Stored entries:
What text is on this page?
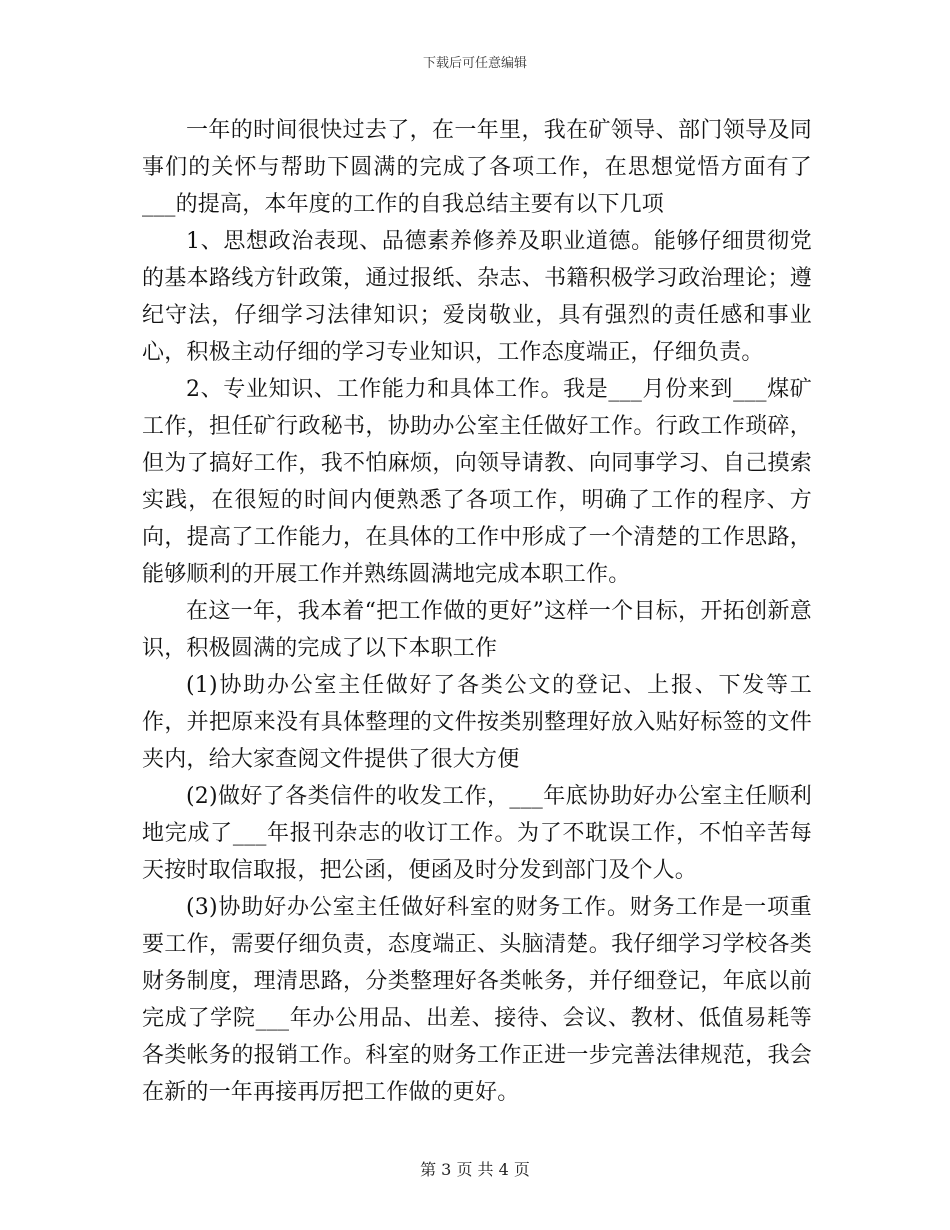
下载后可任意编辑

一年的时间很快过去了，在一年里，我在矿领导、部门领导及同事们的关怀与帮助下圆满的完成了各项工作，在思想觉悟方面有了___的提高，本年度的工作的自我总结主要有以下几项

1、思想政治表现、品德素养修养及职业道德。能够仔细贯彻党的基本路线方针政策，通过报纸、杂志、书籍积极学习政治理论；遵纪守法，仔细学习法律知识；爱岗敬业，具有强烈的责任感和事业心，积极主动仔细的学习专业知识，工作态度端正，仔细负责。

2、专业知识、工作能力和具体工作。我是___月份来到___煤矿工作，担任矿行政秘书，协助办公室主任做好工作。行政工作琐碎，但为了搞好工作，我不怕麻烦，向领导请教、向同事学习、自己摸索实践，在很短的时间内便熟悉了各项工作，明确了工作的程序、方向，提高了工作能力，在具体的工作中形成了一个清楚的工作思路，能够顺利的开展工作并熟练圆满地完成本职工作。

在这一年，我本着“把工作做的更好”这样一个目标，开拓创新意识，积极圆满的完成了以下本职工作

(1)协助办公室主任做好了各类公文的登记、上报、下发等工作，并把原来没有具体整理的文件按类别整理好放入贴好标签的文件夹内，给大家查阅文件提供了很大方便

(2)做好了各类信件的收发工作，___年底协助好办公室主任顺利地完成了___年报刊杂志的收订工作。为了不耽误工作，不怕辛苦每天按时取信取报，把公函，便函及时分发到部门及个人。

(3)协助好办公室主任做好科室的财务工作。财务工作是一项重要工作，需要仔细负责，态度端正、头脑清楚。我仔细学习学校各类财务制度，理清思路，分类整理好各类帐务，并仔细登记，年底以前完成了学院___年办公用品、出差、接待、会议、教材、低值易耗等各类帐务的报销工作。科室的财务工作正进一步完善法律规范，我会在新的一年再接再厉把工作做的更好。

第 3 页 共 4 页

**Stated goal**: Without including any pictures, print all of the material exactly as given.

**Exercise response**:
What text is on this page?
下载后可任意编辑

一年的时间很快过去了，在一年里，我在矿领导、部门领导及同事们的关怀与帮助下圆满的完成了各项工作，在思想觉悟方面有了___的提高，本年度的工作的自我总结主要有以下几项

1、思想政治表现、品德素养修养及职业道德。能够仔细贯彻党的基本路线方针政策，通过报纸、杂志、书籍积极学习政治理论；遵纪守法，仔细学习法律知识；爱岗敬业，具有强烈的责任感和事业心，积极主动仔细的学习专业知识，工作态度端正，仔细负责。

2、专业知识、工作能力和具体工作。我是___月份来到___煤矿工作，担任矿行政秘书，协助办公室主任做好工作。行政工作琐碎，但为了搞好工作，我不怕麻烦，向领导请教、向同事学习、自己摸索实践，在很短的时间内便熟悉了各项工作，明确了工作的程序、方向，提高了工作能力，在具体的工作中形成了一个清楚的工作思路，能够顺利的开展工作并熟练圆满地完成本职工作。

在这一年，我本着“把工作做的更好”这样一个目标，开拓创新意识，积极圆满的完成了以下本职工作

(1)协助办公室主任做好了各类公文的登记、上报、下发等工作，并把原来没有具体整理的文件按类别整理好放入贴好标签的文件夹内，给大家查阅文件提供了很大方便

(2)做好了各类信件的收发工作，___年底协助好办公室主任顺利地完成了___年报刊杂志的收订工作。为了不耽误工作，不怕辛苦每天按时取信取报，把公函，便函及时分发到部门及个人。

(3)协助好办公室主任做好科室的财务工作。财务工作是一项重要工作，需要仔细负责，态度端正、头脑清楚。我仔细学习学校各类财务制度，理清思路，分类整理好各类帐务，并仔细登记，年底以前完成了学院___年办公用品、出差、接待、会议、教材、低值易耗等各类帐务的报销工作。科室的财务工作正进一步完善法律规范，我会在新的一年再接再厉把工作做的更好。

第 3 页 共 4 页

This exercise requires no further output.